Start of Source records

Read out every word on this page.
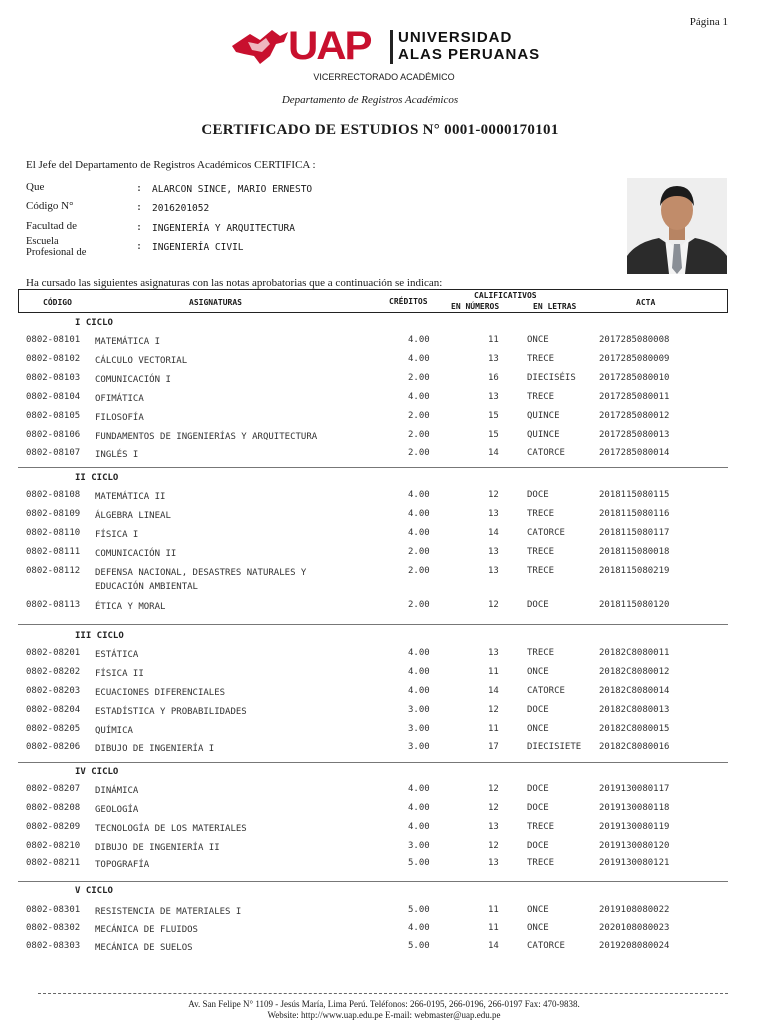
Página 1
UAP UNIVERSIDAD
ALAS PERUANAS
VICERRECTORADO ACADÉMICO
Departamento de Registros Académicos
CERTIFICADO DE ESTUDIOS N° 0001-0000170101
El Jefe del Departamento de Registros Académicos CERTIFICA :
Que	: ALARCON SINCE, MARIO ERNESTO
Código N°	: 2016201052
Facultad de	: INGENIERÍA Y ARQUITECTURA
Escuela
Profesional de
: INGENIERÍA CIVIL
Ha cursado las siguientes asignaturas con las notas aprobatorias que a continuación se indican:
CÓDIGO	ASIGNATURAS	CRÉDITOS
CALIFICATIVOS
EN NÚMEROS	EN LETRAS	ACTA
I CICLO
0802-08101 MATEMÁTICA I	4.00	11	ONCE	2017285080008
0802-08102 CÁLCULO VECTORIAL	4.00	13	TRECE	2017285080009
0802-08103 COMUNICACIÓN I	2.00	16	DIECISÉIS	2017285080010
0802-08104 OFIMÁTICA	4.00	13	TRECE	2017285080011
0802-08105 FILOSOFÍA	2.00	15	QUINCE	2017285080012
0802-08106 FUNDAMENTOS DE INGENIERÍAS Y ARQUITECTURA	2.00	15	QUINCE	2017285080013
0802-08107 INGLÉS I	2.00	14	CATORCE	2017285080014
II CICLO
0802-08108 MATEMÁTICA II	4.00	12	DOCE	2018115080115
0802-08109 ÁLGEBRA LINEAL	4.00	13	TRECE	2018115080116
0802-08110 FÍSICA I	4.00	14	CATORCE	2018115080117
0802-08111 COMUNICACIÓN II	2.00	13	TRECE	2018115080018
0802-08112 DEFENSA NACIONAL, DESASTRES NATURALES Y
EDUCACIÓN AMBIENTAL
2.00	13	TRECE	2018115080219
0802-08113 ÉTICA Y MORAL	2.00	12	DOCE	2018115080120
III CICLO
0802-08201 ESTÁTICA	4.00	13	TRECE	20182C8080011
0802-08202 FÍSICA II	4.00	11	ONCE	20182C8080012
0802-08203 ECUACIONES DIFERENCIALES	4.00	14	CATORCE	20182C8080014
0802-08204 ESTADÍSTICA Y PROBABILIDADES	3.00	12	DOCE	20182C8080013
0802-08205 QUÍMICA	3.00	11	ONCE	20182C8080015
0802-08206 DIBUJO DE INGENIERÍA I	3.00	17	DIECISIETE 20182C8080016
IV CICLO
0802-08207 DINÁMICA	4.00	12	DOCE	2019130080117
0802-08208 GEOLOGÍA	4.00	12	DOCE	2019130080118
0802-08209 TECNOLOGÍA DE LOS MATERIALES	4.00	13	TRECE	2019130080119
0802-08210 DIBUJO DE INGENIERÍA II	3.00	12	DOCE	2019130080120
0802-08211 TOPOGRAFÍA	5.00	13	TRECE	2019130080121
V CICLO
0802-08301 RESISTENCIA DE MATERIALES I	5.00	11	ONCE	2019108080022
0802-08302 MECÁNICA DE FLUIDOS	4.00	11	ONCE	2020108080023
0802-08303 MECÁNICA DE SUELOS	5.00	14	CATORCE	2019208080024
Av. San Felipe N° 1109 - Jesús María, Lima Perú. Teléfonos: 266-0195, 266-0196, 266-0197 Fax: 470-9838.
Website: http://www.uap.edu.pe E-mail: webmaster@uap.edu.pe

End of Source records

[Given instruction] Every line holding "DOCE" should be copied out.

[Finished exercise]
0802-08108 MATEMÁTICA II	4.00	12	DOCE	2018115080115
0802-08113 ÉTICA Y MORAL	2.00	12	DOCE	2018115080120
0802-08204 ESTADÍSTICA Y PROBABILIDADES	3.00	12	DOCE	20182C8080013
0802-08207 DINÁMICA	4.00	12	DOCE	2019130080117
0802-08208 GEOLOGÍA	4.00	12	DOCE	2019130080118
0802-08210 DIBUJO DE INGENIERÍA II	3.00	12	DOCE	2019130080120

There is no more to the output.